#### Set task:
Type out the records that follow, exactly as given.
****
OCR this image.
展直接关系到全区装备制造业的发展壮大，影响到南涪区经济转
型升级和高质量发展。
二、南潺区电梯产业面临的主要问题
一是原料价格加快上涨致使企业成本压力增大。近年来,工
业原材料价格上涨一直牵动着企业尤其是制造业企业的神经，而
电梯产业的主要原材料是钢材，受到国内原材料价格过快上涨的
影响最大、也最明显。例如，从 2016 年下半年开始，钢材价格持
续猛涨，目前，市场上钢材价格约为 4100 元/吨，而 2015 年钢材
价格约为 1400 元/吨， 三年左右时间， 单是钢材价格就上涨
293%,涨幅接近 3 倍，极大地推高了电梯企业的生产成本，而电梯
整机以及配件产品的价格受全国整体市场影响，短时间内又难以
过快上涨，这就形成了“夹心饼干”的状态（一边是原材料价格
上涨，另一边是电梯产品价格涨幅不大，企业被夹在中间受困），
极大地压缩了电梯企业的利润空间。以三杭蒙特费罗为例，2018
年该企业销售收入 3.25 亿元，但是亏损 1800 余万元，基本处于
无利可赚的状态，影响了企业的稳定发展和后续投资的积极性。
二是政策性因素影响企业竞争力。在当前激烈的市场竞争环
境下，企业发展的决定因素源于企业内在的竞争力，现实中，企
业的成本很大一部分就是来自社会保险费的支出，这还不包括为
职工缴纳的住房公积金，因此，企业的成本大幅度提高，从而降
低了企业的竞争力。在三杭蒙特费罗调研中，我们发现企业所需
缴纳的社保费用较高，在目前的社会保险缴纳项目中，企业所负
****
#### Result for this task:
OCR this image.
展直接关系到全区装备制造业的发展壮大，影响到南涪区经济转
型升级和高质量发展。
二、南潺区电梯产业面临的主要问题
一是原料价格加快上涨致使企业成本压力增大。近年来,工
业原材料价格上涨一直牵动着企业尤其是制造业企业的神经，而
电梯产业的主要原材料是钢材，受到国内原材料价格过快上涨的
影响最大、也最明显。例如，从 2016 年下半年开始，钢材价格持
续猛涨，目前，市场上钢材价格约为 4100 元/吨，而 2015 年钢材
价格约为 1400 元/吨， 三年左右时间， 单是钢材价格就上涨
293%,涨幅接近 3 倍，极大地推高了电梯企业的生产成本，而电梯
整机以及配件产品的价格受全国整体市场影响，短时间内又难以
过快上涨，这就形成了“夹心饼干”的状态（一边是原材料价格
上涨，另一边是电梯产品价格涨幅不大，企业被夹在中间受困），
极大地压缩了电梯企业的利润空间。以三杭蒙特费罗为例，2018
年该企业销售收入 3.25 亿元，但是亏损 1800 余万元，基本处于
无利可赚的状态，影响了企业的稳定发展和后续投资的积极性。
二是政策性因素影响企业竞争力。在当前激烈的市场竞争环
境下，企业发展的决定因素源于企业内在的竞争力，现实中，企
业的成本很大一部分就是来自社会保险费的支出，这还不包括为
职工缴纳的住房公积金，因此，企业的成本大幅度提高，从而降
低了企业的竞争力。在三杭蒙特费罗调研中，我们发现企业所需
缴纳的社保费用较高，在目前的社会保险缴纳项目中，企业所负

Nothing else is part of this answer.